> Instructions for the task: Pick out the lines containing "know".

> Data excerpts:
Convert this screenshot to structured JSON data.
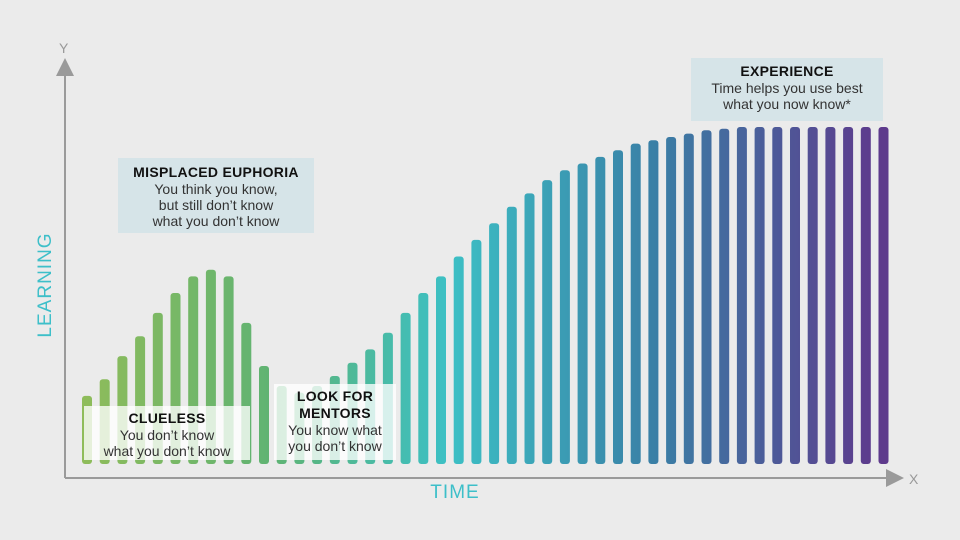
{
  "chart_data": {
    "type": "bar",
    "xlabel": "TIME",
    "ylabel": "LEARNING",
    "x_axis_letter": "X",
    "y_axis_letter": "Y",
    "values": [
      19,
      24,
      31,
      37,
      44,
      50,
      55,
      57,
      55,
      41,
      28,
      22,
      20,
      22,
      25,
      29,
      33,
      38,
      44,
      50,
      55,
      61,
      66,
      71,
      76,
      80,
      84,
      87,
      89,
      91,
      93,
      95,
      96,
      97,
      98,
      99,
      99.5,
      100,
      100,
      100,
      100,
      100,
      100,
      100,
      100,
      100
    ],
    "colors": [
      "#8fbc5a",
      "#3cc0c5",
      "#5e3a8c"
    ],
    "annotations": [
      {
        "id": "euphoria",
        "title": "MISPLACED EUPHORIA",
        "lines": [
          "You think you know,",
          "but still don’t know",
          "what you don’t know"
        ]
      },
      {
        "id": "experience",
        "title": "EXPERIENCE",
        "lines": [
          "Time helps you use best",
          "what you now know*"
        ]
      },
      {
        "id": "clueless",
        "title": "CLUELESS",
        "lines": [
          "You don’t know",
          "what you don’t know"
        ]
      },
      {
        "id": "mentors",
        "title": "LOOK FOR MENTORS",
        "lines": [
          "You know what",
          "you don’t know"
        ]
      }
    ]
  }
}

> Solution to this task:
          "You think you know,",
          "but still don’t know",
          "what you don’t know"
          "what you now know*"
          "You don’t know",
          "what you don’t know"
          "You know what",
          "you don’t know"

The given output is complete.